Look for the word "league" in the entries below, then copy every line that has it.

┄┄┄┄┄┄┄┄┄┄┄┄┄┄┄┄┄┄┄┄

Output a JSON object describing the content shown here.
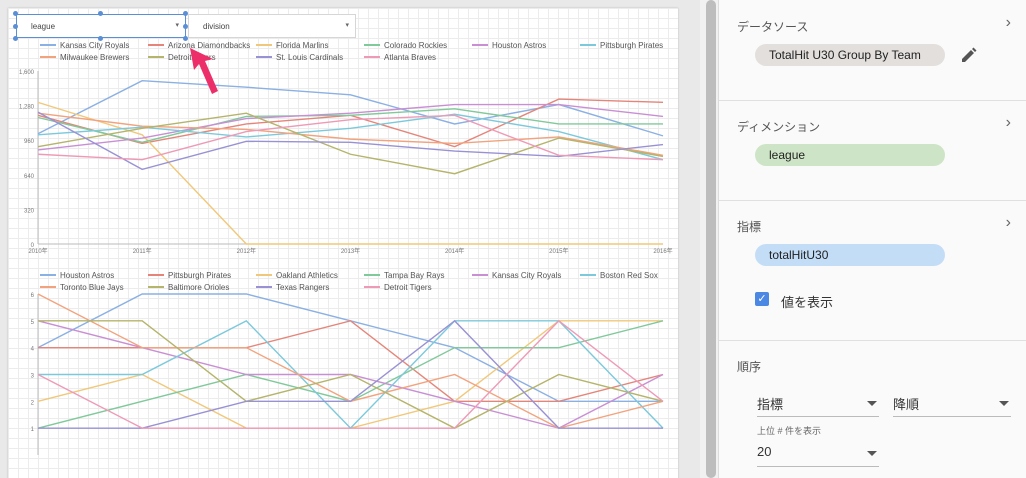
{
  "controls": {
    "league_selector": "league",
    "division_selector": "division"
  },
  "panel": {
    "data_source_title": "データソース",
    "data_source_value": "TotalHit U30 Group By Team",
    "dimension_title": "ディメンション",
    "dimension_value": "league",
    "metric_title": "指標",
    "metric_value": "totalHitU30",
    "show_values_label": "値を表示",
    "order_title": "順序",
    "sort_field": "指標",
    "sort_direction": "降順",
    "top_n_label": "上位 # 件を表示",
    "top_n_value": "20",
    "colors": {
      "chip_gray": "#e2dfdd",
      "chip_green": "#cde5c6",
      "chip_blue": "#c4ddf7",
      "checkbox": "#4a88e3"
    }
  },
  "chart_data": [
    {
      "type": "line",
      "x": [
        "2010年",
        "2011年",
        "2012年",
        "2013年",
        "2014年",
        "2015年",
        "2016年"
      ],
      "ylim": [
        0,
        1600
      ],
      "yticks": [
        "0",
        "320",
        "640",
        "960",
        "1,280",
        "1,600"
      ],
      "grid": true,
      "legend": "top",
      "series": [
        {
          "name": "Kansas City Royals",
          "color": "#8bb0e3",
          "values": [
            1020,
            1510,
            1450,
            1380,
            1110,
            1290,
            1000
          ]
        },
        {
          "name": "Arizona Diamondbacks",
          "color": "#e58579",
          "values": [
            1190,
            930,
            1110,
            1190,
            900,
            1340,
            1310
          ]
        },
        {
          "name": "Florida Marlins",
          "color": "#f1c87a",
          "values": [
            1310,
            1010,
            0,
            0,
            0,
            0,
            0
          ]
        },
        {
          "name": "Colorado Rockies",
          "color": "#80c99a",
          "values": [
            1170,
            940,
            1180,
            1190,
            1250,
            1110,
            1110
          ]
        },
        {
          "name": "Houston Astros",
          "color": "#c98fd4",
          "values": [
            870,
            980,
            1160,
            1210,
            1290,
            1290,
            1180
          ]
        },
        {
          "name": "Pittsburgh Pirates",
          "color": "#7cc9dc",
          "values": [
            1010,
            1080,
            990,
            1070,
            1200,
            1040,
            780
          ]
        },
        {
          "name": "Milwaukee Brewers",
          "color": "#f2a37e",
          "values": [
            1210,
            1090,
            1060,
            970,
            930,
            990,
            820
          ]
        },
        {
          "name": "Detroit Tigers",
          "color": "#b5b46b",
          "values": [
            900,
            1070,
            1210,
            830,
            650,
            980,
            810
          ]
        },
        {
          "name": "St. Louis Cardinals",
          "color": "#9892d5",
          "values": [
            1220,
            690,
            950,
            940,
            860,
            810,
            920
          ]
        },
        {
          "name": "Atlanta Braves",
          "color": "#ee9ab6",
          "values": [
            830,
            780,
            1040,
            1150,
            1190,
            820,
            780
          ]
        }
      ]
    },
    {
      "type": "line",
      "x": [
        "2010年",
        "2011年",
        "2012年",
        "2013年",
        "2014年",
        "2015年",
        "2016年"
      ],
      "ylim": [
        0,
        6
      ],
      "yticks": [
        "1",
        "2",
        "3",
        "4",
        "5",
        "6"
      ],
      "grid": true,
      "legend": "top",
      "series": [
        {
          "name": "Houston Astros",
          "color": "#8bb0e3",
          "values": [
            4,
            6,
            6,
            5,
            4,
            2,
            2
          ]
        },
        {
          "name": "Pittsburgh Pirates",
          "color": "#e58579",
          "values": [
            4,
            4,
            4,
            5,
            2,
            2,
            3
          ]
        },
        {
          "name": "Oakland Athletics",
          "color": "#f1c87a",
          "values": [
            2,
            3,
            1,
            1,
            2,
            5,
            5
          ]
        },
        {
          "name": "Tampa Bay Rays",
          "color": "#80c99a",
          "values": [
            1,
            2,
            3,
            2,
            4,
            4,
            5
          ]
        },
        {
          "name": "Kansas City Royals",
          "color": "#c98fd4",
          "values": [
            5,
            4,
            3,
            3,
            2,
            1,
            3
          ]
        },
        {
          "name": "Boston Red Sox",
          "color": "#7cc9dc",
          "values": [
            3,
            3,
            5,
            1,
            5,
            5,
            1
          ]
        },
        {
          "name": "Toronto Blue Jays",
          "color": "#f2a37e",
          "values": [
            6,
            4,
            4,
            2,
            3,
            1,
            2
          ]
        },
        {
          "name": "Baltimore Orioles",
          "color": "#b5b46b",
          "values": [
            5,
            5,
            2,
            3,
            1,
            3,
            2
          ]
        },
        {
          "name": "Texas Rangers",
          "color": "#9892d5",
          "values": [
            1,
            1,
            2,
            2,
            5,
            1,
            1
          ]
        },
        {
          "name": "Detroit Tigers",
          "color": "#ee9ab6",
          "values": [
            3,
            1,
            1,
            1,
            1,
            5,
            2
          ]
        }
      ]
    }
  ]
}
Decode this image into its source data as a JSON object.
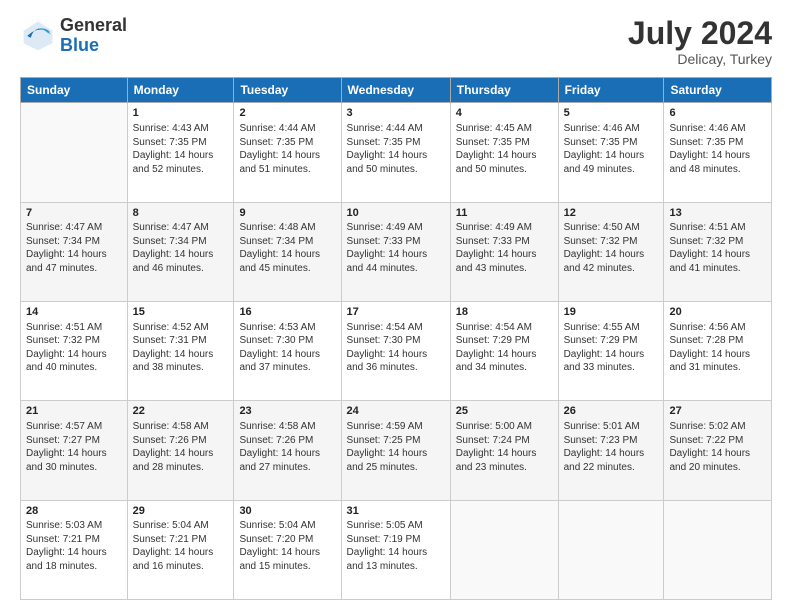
{
  "logo": {
    "general": "General",
    "blue": "Blue"
  },
  "header": {
    "month_year": "July 2024",
    "location": "Delicay, Turkey"
  },
  "weekdays": [
    "Sunday",
    "Monday",
    "Tuesday",
    "Wednesday",
    "Thursday",
    "Friday",
    "Saturday"
  ],
  "weeks": [
    [
      {
        "day": "",
        "sunrise": "",
        "sunset": "",
        "daylight": ""
      },
      {
        "day": "1",
        "sunrise": "Sunrise: 4:43 AM",
        "sunset": "Sunset: 7:35 PM",
        "daylight": "Daylight: 14 hours and 52 minutes."
      },
      {
        "day": "2",
        "sunrise": "Sunrise: 4:44 AM",
        "sunset": "Sunset: 7:35 PM",
        "daylight": "Daylight: 14 hours and 51 minutes."
      },
      {
        "day": "3",
        "sunrise": "Sunrise: 4:44 AM",
        "sunset": "Sunset: 7:35 PM",
        "daylight": "Daylight: 14 hours and 50 minutes."
      },
      {
        "day": "4",
        "sunrise": "Sunrise: 4:45 AM",
        "sunset": "Sunset: 7:35 PM",
        "daylight": "Daylight: 14 hours and 50 minutes."
      },
      {
        "day": "5",
        "sunrise": "Sunrise: 4:46 AM",
        "sunset": "Sunset: 7:35 PM",
        "daylight": "Daylight: 14 hours and 49 minutes."
      },
      {
        "day": "6",
        "sunrise": "Sunrise: 4:46 AM",
        "sunset": "Sunset: 7:35 PM",
        "daylight": "Daylight: 14 hours and 48 minutes."
      }
    ],
    [
      {
        "day": "7",
        "sunrise": "Sunrise: 4:47 AM",
        "sunset": "Sunset: 7:34 PM",
        "daylight": "Daylight: 14 hours and 47 minutes."
      },
      {
        "day": "8",
        "sunrise": "Sunrise: 4:47 AM",
        "sunset": "Sunset: 7:34 PM",
        "daylight": "Daylight: 14 hours and 46 minutes."
      },
      {
        "day": "9",
        "sunrise": "Sunrise: 4:48 AM",
        "sunset": "Sunset: 7:34 PM",
        "daylight": "Daylight: 14 hours and 45 minutes."
      },
      {
        "day": "10",
        "sunrise": "Sunrise: 4:49 AM",
        "sunset": "Sunset: 7:33 PM",
        "daylight": "Daylight: 14 hours and 44 minutes."
      },
      {
        "day": "11",
        "sunrise": "Sunrise: 4:49 AM",
        "sunset": "Sunset: 7:33 PM",
        "daylight": "Daylight: 14 hours and 43 minutes."
      },
      {
        "day": "12",
        "sunrise": "Sunrise: 4:50 AM",
        "sunset": "Sunset: 7:32 PM",
        "daylight": "Daylight: 14 hours and 42 minutes."
      },
      {
        "day": "13",
        "sunrise": "Sunrise: 4:51 AM",
        "sunset": "Sunset: 7:32 PM",
        "daylight": "Daylight: 14 hours and 41 minutes."
      }
    ],
    [
      {
        "day": "14",
        "sunrise": "Sunrise: 4:51 AM",
        "sunset": "Sunset: 7:32 PM",
        "daylight": "Daylight: 14 hours and 40 minutes."
      },
      {
        "day": "15",
        "sunrise": "Sunrise: 4:52 AM",
        "sunset": "Sunset: 7:31 PM",
        "daylight": "Daylight: 14 hours and 38 minutes."
      },
      {
        "day": "16",
        "sunrise": "Sunrise: 4:53 AM",
        "sunset": "Sunset: 7:30 PM",
        "daylight": "Daylight: 14 hours and 37 minutes."
      },
      {
        "day": "17",
        "sunrise": "Sunrise: 4:54 AM",
        "sunset": "Sunset: 7:30 PM",
        "daylight": "Daylight: 14 hours and 36 minutes."
      },
      {
        "day": "18",
        "sunrise": "Sunrise: 4:54 AM",
        "sunset": "Sunset: 7:29 PM",
        "daylight": "Daylight: 14 hours and 34 minutes."
      },
      {
        "day": "19",
        "sunrise": "Sunrise: 4:55 AM",
        "sunset": "Sunset: 7:29 PM",
        "daylight": "Daylight: 14 hours and 33 minutes."
      },
      {
        "day": "20",
        "sunrise": "Sunrise: 4:56 AM",
        "sunset": "Sunset: 7:28 PM",
        "daylight": "Daylight: 14 hours and 31 minutes."
      }
    ],
    [
      {
        "day": "21",
        "sunrise": "Sunrise: 4:57 AM",
        "sunset": "Sunset: 7:27 PM",
        "daylight": "Daylight: 14 hours and 30 minutes."
      },
      {
        "day": "22",
        "sunrise": "Sunrise: 4:58 AM",
        "sunset": "Sunset: 7:26 PM",
        "daylight": "Daylight: 14 hours and 28 minutes."
      },
      {
        "day": "23",
        "sunrise": "Sunrise: 4:58 AM",
        "sunset": "Sunset: 7:26 PM",
        "daylight": "Daylight: 14 hours and 27 minutes."
      },
      {
        "day": "24",
        "sunrise": "Sunrise: 4:59 AM",
        "sunset": "Sunset: 7:25 PM",
        "daylight": "Daylight: 14 hours and 25 minutes."
      },
      {
        "day": "25",
        "sunrise": "Sunrise: 5:00 AM",
        "sunset": "Sunset: 7:24 PM",
        "daylight": "Daylight: 14 hours and 23 minutes."
      },
      {
        "day": "26",
        "sunrise": "Sunrise: 5:01 AM",
        "sunset": "Sunset: 7:23 PM",
        "daylight": "Daylight: 14 hours and 22 minutes."
      },
      {
        "day": "27",
        "sunrise": "Sunrise: 5:02 AM",
        "sunset": "Sunset: 7:22 PM",
        "daylight": "Daylight: 14 hours and 20 minutes."
      }
    ],
    [
      {
        "day": "28",
        "sunrise": "Sunrise: 5:03 AM",
        "sunset": "Sunset: 7:21 PM",
        "daylight": "Daylight: 14 hours and 18 minutes."
      },
      {
        "day": "29",
        "sunrise": "Sunrise: 5:04 AM",
        "sunset": "Sunset: 7:21 PM",
        "daylight": "Daylight: 14 hours and 16 minutes."
      },
      {
        "day": "30",
        "sunrise": "Sunrise: 5:04 AM",
        "sunset": "Sunset: 7:20 PM",
        "daylight": "Daylight: 14 hours and 15 minutes."
      },
      {
        "day": "31",
        "sunrise": "Sunrise: 5:05 AM",
        "sunset": "Sunset: 7:19 PM",
        "daylight": "Daylight: 14 hours and 13 minutes."
      },
      {
        "day": "",
        "sunrise": "",
        "sunset": "",
        "daylight": ""
      },
      {
        "day": "",
        "sunrise": "",
        "sunset": "",
        "daylight": ""
      },
      {
        "day": "",
        "sunrise": "",
        "sunset": "",
        "daylight": ""
      }
    ]
  ]
}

┄┄┄┄┄┄┄┄┄┄┄┄┄┄┄┄┄┄┄┄

*FINAL RESULT*
    "league_selector": "league",
    "dimension_value": "league",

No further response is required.